══ Provided data ══

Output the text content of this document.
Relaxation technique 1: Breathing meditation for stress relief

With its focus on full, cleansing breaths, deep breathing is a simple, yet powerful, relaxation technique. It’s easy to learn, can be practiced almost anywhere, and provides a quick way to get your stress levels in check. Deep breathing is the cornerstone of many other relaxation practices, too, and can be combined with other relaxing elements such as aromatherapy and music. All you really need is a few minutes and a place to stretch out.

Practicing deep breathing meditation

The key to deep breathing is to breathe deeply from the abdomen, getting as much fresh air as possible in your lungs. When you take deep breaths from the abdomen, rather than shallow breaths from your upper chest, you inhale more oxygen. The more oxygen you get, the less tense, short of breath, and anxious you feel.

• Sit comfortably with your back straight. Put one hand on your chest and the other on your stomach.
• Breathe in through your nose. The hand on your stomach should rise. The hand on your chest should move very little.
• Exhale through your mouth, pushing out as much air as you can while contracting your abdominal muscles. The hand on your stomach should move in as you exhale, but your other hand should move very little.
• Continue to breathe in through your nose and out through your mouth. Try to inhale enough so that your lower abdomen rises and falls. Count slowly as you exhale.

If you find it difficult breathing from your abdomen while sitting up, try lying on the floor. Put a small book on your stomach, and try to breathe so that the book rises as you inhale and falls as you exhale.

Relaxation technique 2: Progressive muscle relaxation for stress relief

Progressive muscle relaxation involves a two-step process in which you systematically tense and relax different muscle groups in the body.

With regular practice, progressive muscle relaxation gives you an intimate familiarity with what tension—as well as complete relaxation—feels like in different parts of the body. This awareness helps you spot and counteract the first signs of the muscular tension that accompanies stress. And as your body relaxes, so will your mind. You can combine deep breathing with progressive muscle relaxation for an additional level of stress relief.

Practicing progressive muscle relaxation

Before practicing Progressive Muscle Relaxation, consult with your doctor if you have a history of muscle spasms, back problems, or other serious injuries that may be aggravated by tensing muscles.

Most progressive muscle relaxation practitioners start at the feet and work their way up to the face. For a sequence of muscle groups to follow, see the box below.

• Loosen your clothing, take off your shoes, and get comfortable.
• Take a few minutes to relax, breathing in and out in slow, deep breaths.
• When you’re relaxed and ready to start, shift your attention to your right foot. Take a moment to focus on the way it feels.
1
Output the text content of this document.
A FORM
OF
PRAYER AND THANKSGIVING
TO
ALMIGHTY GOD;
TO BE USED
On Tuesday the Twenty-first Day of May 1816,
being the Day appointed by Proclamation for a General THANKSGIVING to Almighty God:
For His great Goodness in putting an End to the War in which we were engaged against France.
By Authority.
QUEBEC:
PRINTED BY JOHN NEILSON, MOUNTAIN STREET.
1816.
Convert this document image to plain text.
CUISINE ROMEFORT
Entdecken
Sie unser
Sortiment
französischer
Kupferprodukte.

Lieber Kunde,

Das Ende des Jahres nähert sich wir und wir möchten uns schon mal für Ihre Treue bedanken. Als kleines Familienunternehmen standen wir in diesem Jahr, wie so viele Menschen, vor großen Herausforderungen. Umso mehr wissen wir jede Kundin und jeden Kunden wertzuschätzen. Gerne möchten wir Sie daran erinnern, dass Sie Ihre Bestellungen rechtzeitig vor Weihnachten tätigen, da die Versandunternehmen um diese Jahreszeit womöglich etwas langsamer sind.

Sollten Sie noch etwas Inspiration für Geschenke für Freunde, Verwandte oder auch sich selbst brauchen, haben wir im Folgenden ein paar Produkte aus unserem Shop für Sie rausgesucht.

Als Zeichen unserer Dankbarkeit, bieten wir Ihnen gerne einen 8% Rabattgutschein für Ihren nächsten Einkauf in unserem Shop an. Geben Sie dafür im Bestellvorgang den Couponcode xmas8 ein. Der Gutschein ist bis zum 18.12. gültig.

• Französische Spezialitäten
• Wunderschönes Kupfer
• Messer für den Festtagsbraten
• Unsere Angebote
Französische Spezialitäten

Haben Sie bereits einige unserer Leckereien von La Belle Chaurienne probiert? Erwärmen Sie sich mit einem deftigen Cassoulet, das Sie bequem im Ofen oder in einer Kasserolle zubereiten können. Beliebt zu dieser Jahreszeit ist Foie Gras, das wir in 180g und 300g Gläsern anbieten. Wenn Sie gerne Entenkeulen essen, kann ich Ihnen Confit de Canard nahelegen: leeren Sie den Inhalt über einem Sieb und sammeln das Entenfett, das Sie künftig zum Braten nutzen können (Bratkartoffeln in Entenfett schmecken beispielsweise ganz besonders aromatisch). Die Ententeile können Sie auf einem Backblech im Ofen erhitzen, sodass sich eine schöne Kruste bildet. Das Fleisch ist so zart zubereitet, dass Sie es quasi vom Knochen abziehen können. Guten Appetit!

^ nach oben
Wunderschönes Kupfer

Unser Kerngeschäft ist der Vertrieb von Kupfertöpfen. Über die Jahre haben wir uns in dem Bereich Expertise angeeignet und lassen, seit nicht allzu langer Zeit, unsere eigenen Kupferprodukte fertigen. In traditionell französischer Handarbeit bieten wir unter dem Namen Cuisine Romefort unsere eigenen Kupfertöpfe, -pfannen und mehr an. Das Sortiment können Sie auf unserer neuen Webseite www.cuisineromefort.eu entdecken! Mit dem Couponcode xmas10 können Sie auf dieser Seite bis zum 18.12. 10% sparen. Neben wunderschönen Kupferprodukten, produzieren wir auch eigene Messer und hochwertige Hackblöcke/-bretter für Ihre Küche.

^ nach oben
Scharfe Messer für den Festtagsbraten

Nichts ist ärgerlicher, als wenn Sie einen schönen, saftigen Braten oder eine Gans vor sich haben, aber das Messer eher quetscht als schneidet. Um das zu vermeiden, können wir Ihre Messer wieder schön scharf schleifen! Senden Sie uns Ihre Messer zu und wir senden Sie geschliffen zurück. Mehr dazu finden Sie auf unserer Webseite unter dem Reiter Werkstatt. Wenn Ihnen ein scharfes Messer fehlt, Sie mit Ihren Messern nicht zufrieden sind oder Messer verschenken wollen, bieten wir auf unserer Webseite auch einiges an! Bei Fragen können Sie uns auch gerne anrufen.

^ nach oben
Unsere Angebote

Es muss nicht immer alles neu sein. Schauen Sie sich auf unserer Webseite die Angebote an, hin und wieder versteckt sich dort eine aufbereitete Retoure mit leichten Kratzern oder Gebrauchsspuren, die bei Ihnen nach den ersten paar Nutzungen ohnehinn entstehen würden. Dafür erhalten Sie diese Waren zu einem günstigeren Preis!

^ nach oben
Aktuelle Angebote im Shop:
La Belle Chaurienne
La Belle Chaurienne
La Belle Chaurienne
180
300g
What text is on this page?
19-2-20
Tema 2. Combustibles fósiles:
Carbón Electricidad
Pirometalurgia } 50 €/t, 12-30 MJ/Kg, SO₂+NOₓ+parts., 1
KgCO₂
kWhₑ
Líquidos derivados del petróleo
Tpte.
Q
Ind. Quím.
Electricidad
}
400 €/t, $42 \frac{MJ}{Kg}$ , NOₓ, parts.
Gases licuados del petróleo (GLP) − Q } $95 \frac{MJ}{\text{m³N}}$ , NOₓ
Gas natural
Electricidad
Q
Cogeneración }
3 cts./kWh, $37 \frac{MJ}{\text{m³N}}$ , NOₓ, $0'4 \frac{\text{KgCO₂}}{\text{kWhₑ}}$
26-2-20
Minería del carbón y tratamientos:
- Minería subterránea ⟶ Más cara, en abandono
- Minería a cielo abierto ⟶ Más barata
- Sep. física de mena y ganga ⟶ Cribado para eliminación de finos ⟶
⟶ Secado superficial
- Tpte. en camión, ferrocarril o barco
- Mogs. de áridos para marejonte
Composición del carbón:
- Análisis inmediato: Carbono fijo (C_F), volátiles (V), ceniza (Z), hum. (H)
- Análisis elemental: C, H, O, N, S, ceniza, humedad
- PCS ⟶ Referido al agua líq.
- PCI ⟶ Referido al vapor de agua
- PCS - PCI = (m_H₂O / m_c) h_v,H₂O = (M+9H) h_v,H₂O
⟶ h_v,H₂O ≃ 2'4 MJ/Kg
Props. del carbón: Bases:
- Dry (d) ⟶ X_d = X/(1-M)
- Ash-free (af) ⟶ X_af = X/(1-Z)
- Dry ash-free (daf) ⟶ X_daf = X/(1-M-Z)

═══

**Task to complete**
Pick each line holding the word "minutes" out of the data and copy it.

**Response to the task**
With its focus on full, cleansing breaths, deep breathing is a simple, yet powerful, relaxation technique. It’s easy to learn, can be practiced almost anywhere, and provides a quick way to get your stress levels in check. Deep breathing is the cornerstone of many other relaxation practices, too, and can be combined with other relaxing elements such as aromatherapy and music. All you really need is a few minutes and a place to stretch out.
• Take a few minutes to relax, breathing in and out in slow, deep breaths.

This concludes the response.